_Problem to solve_
Copy every line of the material from the line containing "chart-a-arrow xyxy=(523,170,535,176)" down to the line containing "chart-a-arrow xyxy=(161,275,170,284)", including both of those lines.

Annotation data for visual layouts
+--

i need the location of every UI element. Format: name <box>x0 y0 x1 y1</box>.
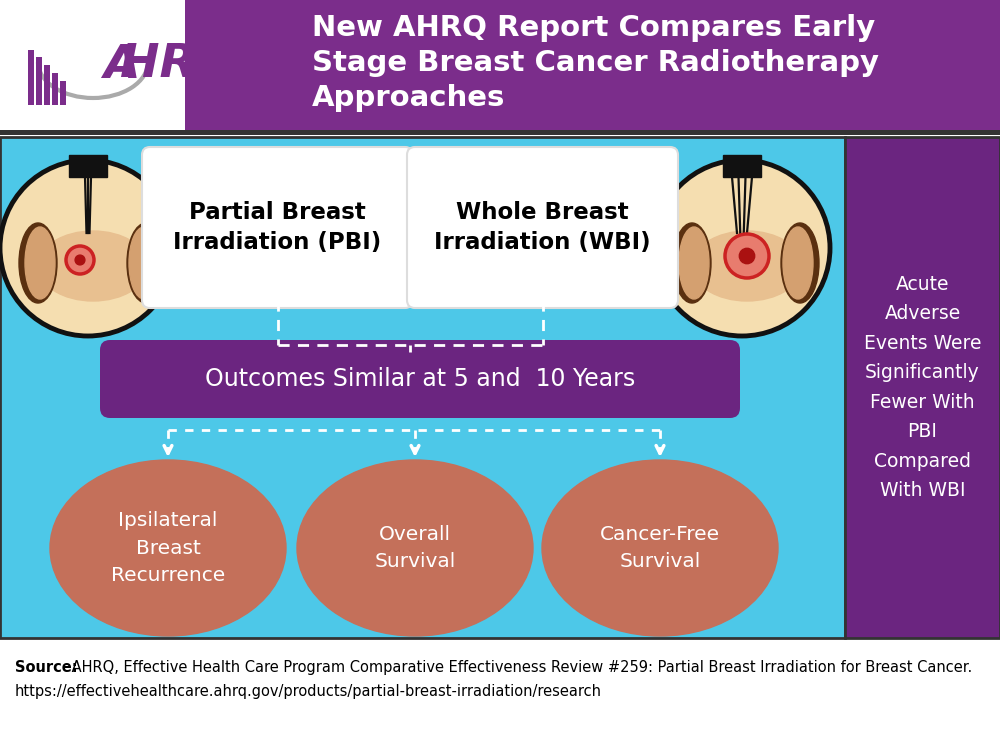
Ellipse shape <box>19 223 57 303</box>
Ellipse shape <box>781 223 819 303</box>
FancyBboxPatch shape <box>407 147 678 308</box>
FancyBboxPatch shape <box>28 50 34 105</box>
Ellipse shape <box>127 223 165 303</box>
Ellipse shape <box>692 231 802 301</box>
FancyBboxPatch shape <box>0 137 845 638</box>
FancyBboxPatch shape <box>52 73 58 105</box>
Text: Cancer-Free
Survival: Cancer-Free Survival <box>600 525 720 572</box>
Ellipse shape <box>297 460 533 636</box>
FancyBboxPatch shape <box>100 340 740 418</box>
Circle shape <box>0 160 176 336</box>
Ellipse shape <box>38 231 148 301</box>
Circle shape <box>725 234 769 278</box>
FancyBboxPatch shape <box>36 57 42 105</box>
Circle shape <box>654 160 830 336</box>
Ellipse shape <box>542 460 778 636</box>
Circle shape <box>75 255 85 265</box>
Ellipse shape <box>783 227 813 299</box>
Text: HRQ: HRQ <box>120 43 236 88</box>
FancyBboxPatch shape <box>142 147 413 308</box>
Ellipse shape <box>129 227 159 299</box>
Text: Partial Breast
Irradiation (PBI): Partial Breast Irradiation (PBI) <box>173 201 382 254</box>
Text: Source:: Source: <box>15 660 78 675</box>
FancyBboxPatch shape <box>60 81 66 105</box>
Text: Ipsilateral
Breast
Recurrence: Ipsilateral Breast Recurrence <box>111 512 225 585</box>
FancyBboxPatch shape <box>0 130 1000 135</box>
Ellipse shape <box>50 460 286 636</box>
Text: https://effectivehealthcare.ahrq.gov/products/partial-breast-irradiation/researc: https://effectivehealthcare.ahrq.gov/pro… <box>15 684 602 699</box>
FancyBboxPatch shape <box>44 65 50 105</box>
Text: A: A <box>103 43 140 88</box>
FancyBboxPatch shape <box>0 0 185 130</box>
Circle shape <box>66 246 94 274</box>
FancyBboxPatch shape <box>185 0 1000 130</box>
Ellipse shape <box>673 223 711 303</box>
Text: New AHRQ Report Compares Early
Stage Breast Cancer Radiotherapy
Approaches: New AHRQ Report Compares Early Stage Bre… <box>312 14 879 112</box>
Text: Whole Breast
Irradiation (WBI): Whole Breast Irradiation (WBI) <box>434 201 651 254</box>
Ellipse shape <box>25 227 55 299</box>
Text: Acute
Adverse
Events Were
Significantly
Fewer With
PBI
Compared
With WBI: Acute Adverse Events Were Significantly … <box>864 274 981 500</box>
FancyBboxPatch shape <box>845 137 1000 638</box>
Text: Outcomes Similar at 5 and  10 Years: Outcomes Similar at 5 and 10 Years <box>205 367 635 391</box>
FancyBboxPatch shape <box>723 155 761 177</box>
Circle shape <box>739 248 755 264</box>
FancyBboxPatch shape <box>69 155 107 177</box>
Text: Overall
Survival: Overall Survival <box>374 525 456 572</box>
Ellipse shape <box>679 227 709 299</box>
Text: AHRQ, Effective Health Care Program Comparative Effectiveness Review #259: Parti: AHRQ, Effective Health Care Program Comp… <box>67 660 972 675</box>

+--

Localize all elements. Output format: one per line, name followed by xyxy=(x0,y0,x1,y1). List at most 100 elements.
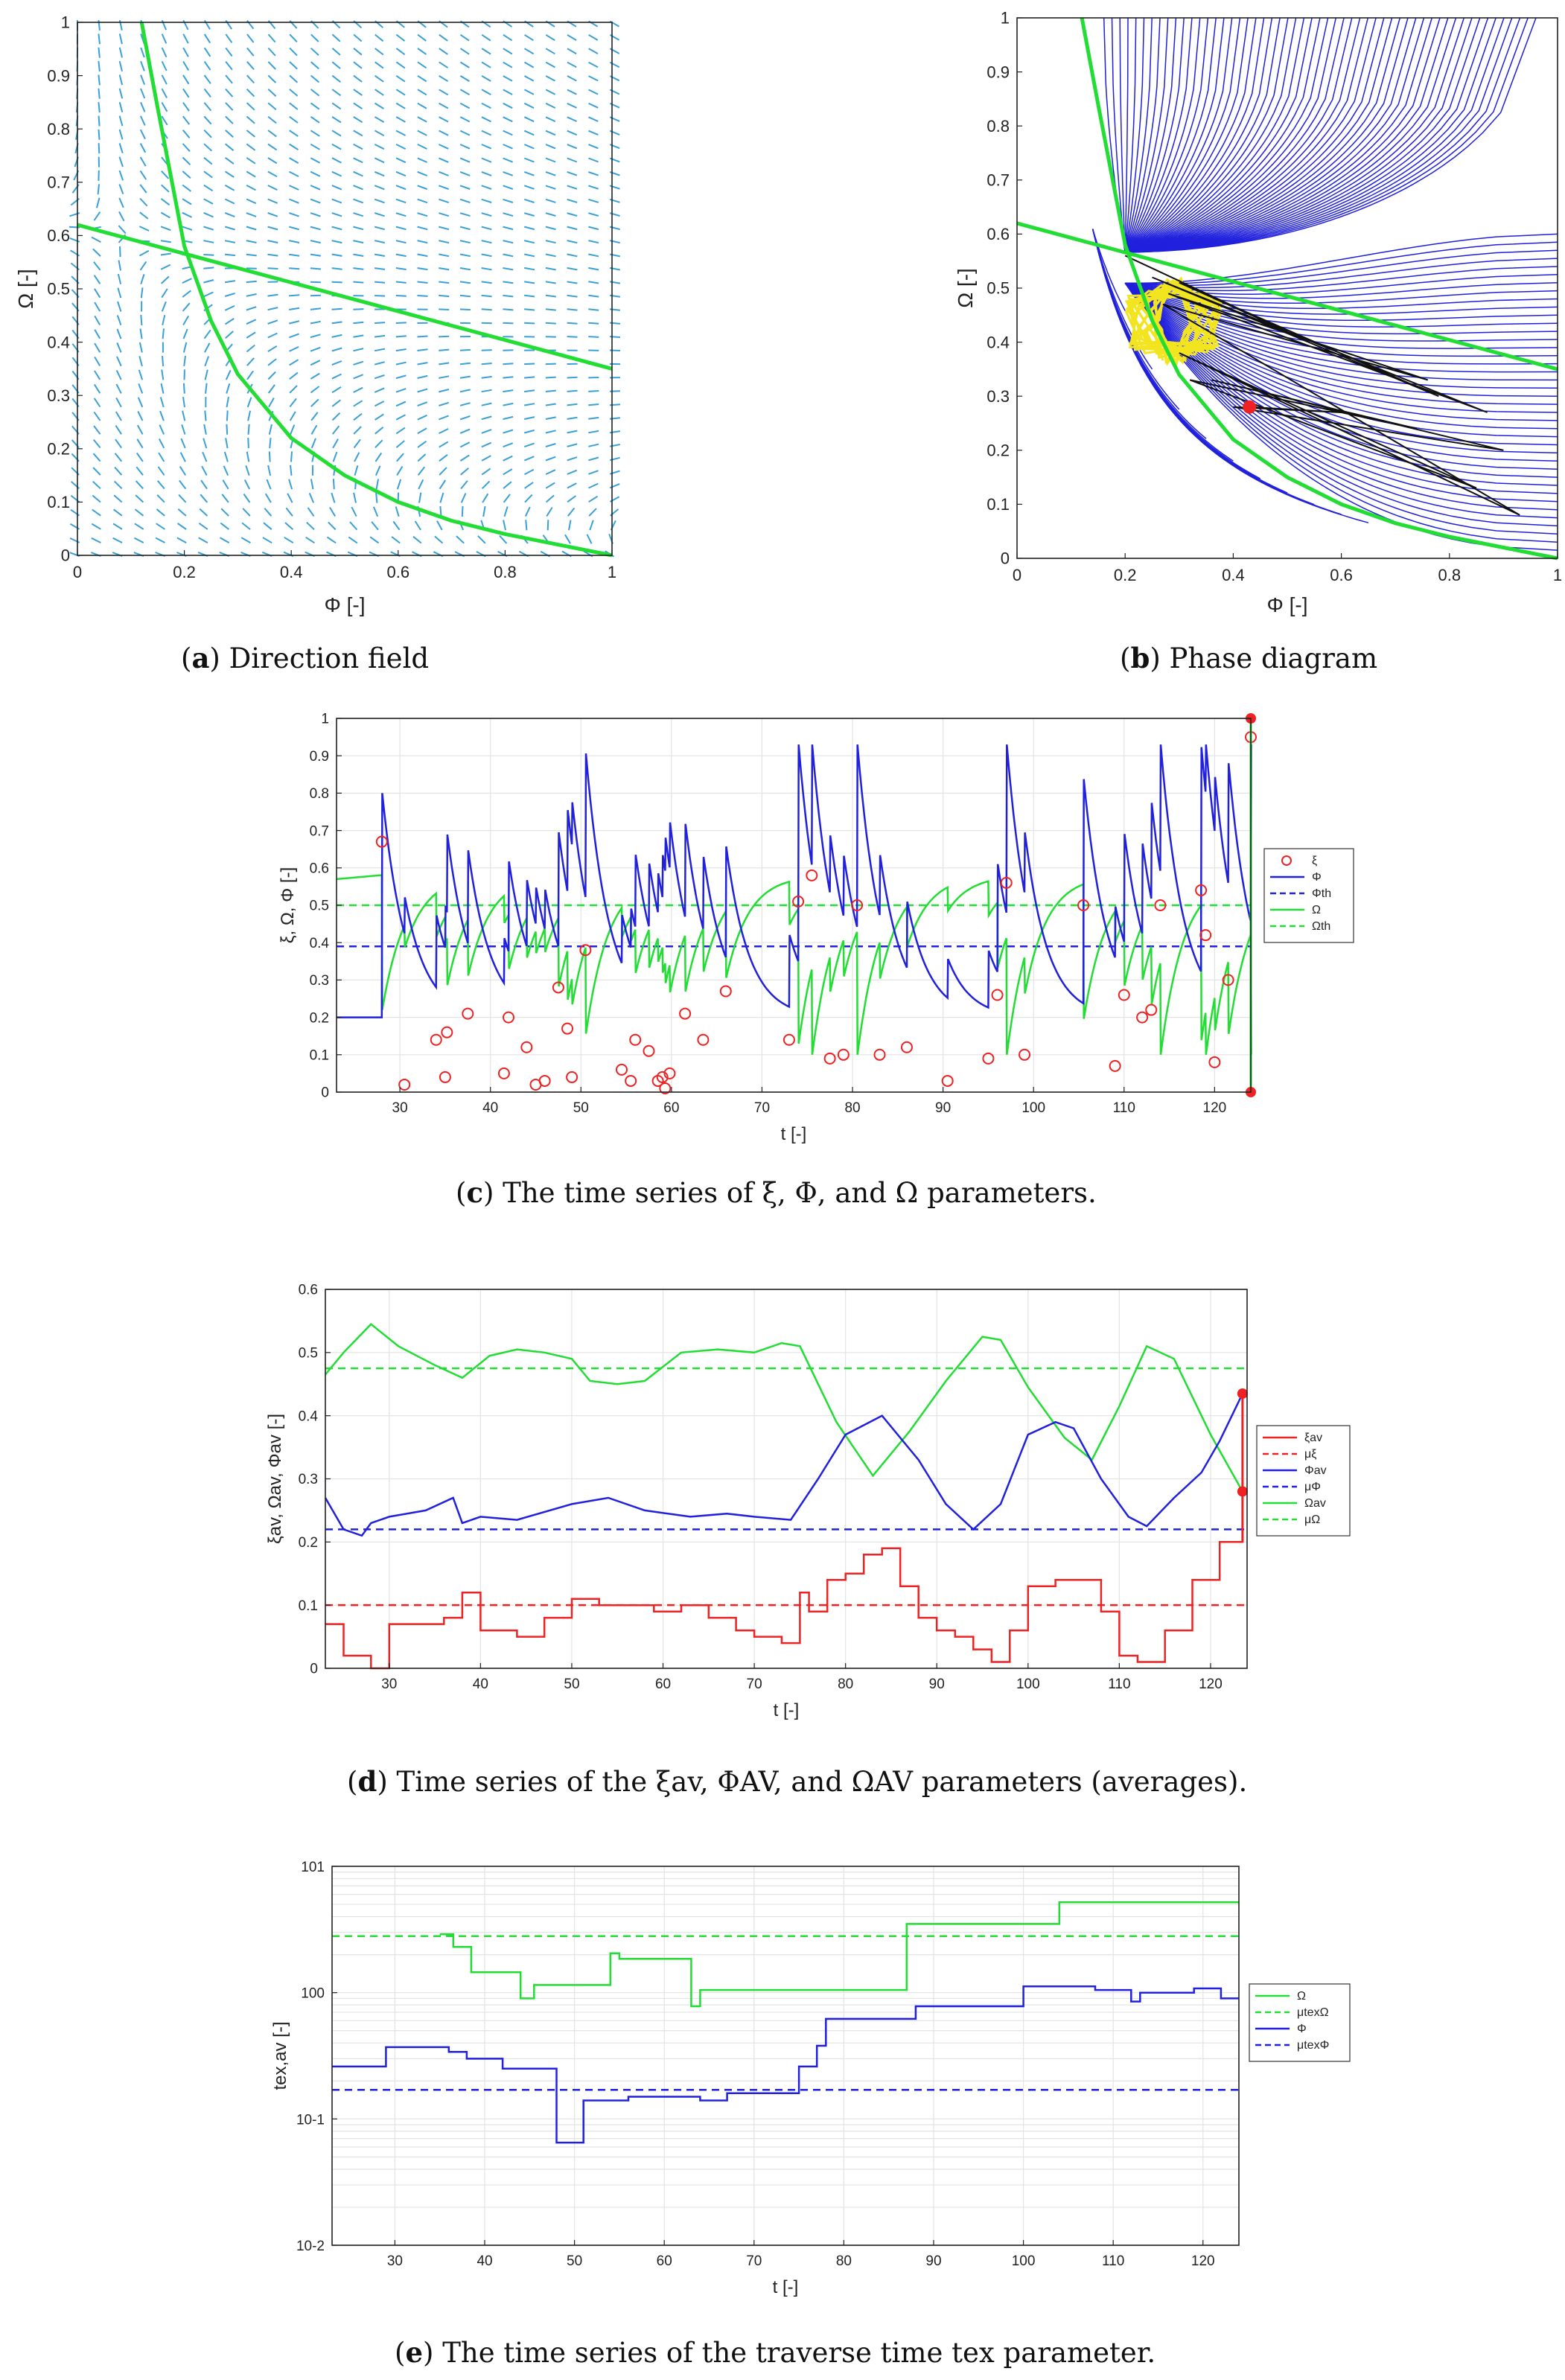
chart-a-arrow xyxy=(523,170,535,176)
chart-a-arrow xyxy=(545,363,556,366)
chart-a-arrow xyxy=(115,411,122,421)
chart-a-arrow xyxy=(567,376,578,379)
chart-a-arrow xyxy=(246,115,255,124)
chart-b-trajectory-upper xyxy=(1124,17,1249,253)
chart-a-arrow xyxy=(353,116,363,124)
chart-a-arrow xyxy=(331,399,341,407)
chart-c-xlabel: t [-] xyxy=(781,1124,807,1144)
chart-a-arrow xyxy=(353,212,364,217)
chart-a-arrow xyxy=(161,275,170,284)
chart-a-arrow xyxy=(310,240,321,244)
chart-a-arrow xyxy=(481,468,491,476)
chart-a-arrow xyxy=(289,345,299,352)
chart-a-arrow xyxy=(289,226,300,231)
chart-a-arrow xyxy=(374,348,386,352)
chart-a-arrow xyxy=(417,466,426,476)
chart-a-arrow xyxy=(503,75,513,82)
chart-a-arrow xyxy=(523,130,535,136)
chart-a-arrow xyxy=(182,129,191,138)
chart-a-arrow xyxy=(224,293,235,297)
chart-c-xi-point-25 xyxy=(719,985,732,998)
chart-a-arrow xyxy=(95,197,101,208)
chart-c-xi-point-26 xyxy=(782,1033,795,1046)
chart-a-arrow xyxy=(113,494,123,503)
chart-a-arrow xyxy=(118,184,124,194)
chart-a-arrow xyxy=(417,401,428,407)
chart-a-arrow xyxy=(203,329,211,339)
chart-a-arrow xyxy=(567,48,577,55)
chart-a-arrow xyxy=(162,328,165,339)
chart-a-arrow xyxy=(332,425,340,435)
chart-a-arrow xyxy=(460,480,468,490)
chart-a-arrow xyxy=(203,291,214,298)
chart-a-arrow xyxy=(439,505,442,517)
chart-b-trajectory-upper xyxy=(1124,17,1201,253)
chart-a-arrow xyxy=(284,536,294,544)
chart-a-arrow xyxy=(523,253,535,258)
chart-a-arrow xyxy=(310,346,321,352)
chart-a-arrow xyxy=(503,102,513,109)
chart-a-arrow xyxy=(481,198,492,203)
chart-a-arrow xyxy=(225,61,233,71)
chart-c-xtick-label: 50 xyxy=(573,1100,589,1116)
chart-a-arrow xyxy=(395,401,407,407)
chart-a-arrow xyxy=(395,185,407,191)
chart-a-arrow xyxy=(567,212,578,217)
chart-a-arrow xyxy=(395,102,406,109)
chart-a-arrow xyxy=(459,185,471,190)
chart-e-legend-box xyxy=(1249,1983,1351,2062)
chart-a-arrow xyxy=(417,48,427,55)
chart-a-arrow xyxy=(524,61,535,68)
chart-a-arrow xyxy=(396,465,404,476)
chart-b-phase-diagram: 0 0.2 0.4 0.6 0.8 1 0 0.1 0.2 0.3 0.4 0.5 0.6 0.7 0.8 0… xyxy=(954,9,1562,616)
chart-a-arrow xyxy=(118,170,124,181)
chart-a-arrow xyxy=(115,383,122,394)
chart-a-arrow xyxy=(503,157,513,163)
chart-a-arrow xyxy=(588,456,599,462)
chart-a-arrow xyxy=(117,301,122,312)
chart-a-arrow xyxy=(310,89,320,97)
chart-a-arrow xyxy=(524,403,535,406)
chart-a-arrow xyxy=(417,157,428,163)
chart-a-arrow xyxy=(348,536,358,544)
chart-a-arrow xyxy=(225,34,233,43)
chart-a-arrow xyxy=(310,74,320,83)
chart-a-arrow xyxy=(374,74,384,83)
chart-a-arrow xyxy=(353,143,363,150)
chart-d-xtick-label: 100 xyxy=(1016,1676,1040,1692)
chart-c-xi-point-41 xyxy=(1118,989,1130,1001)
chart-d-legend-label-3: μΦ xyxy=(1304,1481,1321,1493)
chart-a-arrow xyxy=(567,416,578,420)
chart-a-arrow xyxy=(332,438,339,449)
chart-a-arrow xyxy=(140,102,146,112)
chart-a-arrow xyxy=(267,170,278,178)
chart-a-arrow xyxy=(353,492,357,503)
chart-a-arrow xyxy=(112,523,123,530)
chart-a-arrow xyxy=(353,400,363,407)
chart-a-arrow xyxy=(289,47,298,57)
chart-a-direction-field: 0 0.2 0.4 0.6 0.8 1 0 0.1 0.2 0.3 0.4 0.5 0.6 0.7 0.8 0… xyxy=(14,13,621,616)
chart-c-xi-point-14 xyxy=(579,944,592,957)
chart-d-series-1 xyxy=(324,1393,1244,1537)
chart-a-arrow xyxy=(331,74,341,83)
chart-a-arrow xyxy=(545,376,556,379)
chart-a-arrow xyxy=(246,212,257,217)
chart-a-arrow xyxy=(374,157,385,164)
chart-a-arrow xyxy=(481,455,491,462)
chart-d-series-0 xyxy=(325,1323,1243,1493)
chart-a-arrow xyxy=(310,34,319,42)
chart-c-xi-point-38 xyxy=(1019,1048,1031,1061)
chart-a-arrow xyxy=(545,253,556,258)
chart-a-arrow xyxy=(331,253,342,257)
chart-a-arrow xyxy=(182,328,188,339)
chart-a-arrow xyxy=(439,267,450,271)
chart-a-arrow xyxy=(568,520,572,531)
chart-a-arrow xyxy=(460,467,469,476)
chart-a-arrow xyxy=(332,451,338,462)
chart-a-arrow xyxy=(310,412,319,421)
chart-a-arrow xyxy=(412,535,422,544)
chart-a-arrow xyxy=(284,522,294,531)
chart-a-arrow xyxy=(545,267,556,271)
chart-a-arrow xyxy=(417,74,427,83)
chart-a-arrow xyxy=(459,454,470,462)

+--

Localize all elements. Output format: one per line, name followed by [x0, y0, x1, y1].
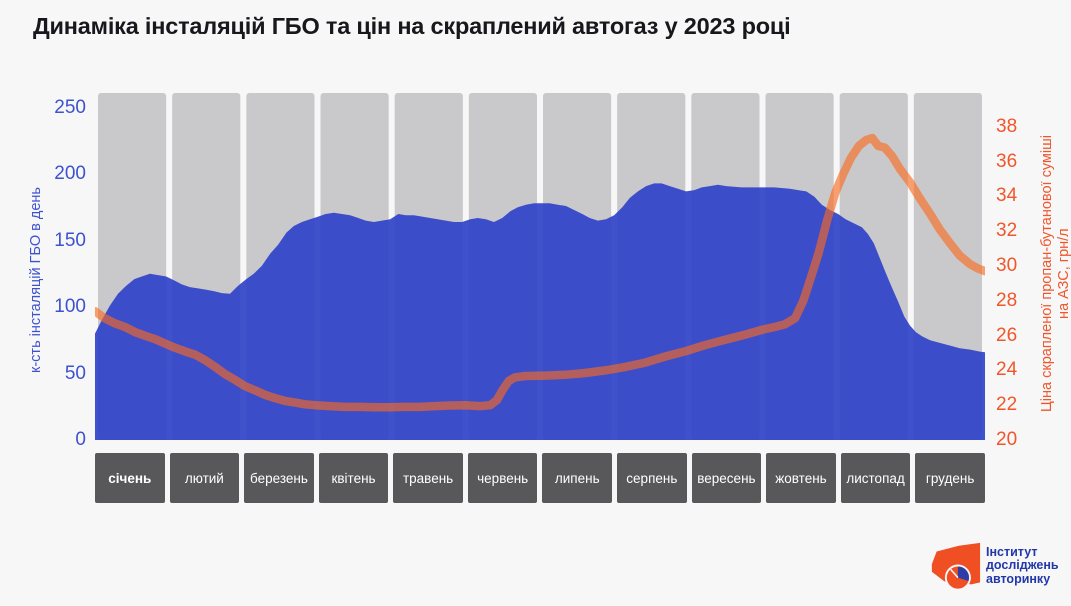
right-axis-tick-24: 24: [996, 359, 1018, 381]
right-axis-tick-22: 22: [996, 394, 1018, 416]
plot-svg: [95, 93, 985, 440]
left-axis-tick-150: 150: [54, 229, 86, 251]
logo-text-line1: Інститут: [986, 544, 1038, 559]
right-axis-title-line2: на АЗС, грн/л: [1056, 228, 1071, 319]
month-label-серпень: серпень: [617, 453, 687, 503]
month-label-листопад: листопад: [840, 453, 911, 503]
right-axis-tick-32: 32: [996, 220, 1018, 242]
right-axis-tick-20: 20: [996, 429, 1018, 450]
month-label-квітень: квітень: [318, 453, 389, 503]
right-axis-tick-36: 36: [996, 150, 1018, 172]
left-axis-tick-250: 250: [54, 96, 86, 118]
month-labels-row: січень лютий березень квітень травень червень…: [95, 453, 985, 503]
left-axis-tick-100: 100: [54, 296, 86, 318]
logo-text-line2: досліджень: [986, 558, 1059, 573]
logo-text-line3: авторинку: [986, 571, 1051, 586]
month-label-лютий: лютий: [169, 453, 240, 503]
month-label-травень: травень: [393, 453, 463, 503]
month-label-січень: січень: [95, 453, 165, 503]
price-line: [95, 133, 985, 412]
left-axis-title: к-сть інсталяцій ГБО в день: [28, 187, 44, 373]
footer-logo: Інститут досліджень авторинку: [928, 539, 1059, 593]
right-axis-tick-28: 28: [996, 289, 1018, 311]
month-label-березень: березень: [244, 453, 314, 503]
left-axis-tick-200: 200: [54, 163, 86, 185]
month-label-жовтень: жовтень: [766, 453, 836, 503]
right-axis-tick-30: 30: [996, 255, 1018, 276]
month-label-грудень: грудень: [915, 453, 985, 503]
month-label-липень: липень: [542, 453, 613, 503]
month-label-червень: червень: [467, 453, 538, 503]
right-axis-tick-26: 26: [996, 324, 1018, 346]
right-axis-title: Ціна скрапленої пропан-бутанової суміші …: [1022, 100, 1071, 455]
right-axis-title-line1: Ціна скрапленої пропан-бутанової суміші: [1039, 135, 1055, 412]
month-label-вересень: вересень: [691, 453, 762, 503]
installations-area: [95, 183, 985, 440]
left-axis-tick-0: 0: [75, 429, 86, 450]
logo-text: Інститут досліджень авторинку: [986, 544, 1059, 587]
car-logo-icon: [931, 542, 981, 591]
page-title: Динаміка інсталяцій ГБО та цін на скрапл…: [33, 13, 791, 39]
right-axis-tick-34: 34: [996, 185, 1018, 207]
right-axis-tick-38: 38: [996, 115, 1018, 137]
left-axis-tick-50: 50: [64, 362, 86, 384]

+--

_Solution_
chart-a-arrow xyxy=(523,170,535,176)
chart-a-arrow xyxy=(545,363,556,366)
chart-a-arrow xyxy=(115,411,122,421)
chart-a-arrow xyxy=(567,376,578,379)
chart-a-arrow xyxy=(246,115,255,124)
chart-b-trajectory-upper xyxy=(1124,17,1249,253)
chart-a-arrow xyxy=(353,116,363,124)
chart-a-arrow xyxy=(331,399,341,407)
chart-c-xlabel: t [-] xyxy=(781,1124,807,1144)
chart-a-arrow xyxy=(353,212,364,217)
chart-a-arrow xyxy=(161,275,170,284)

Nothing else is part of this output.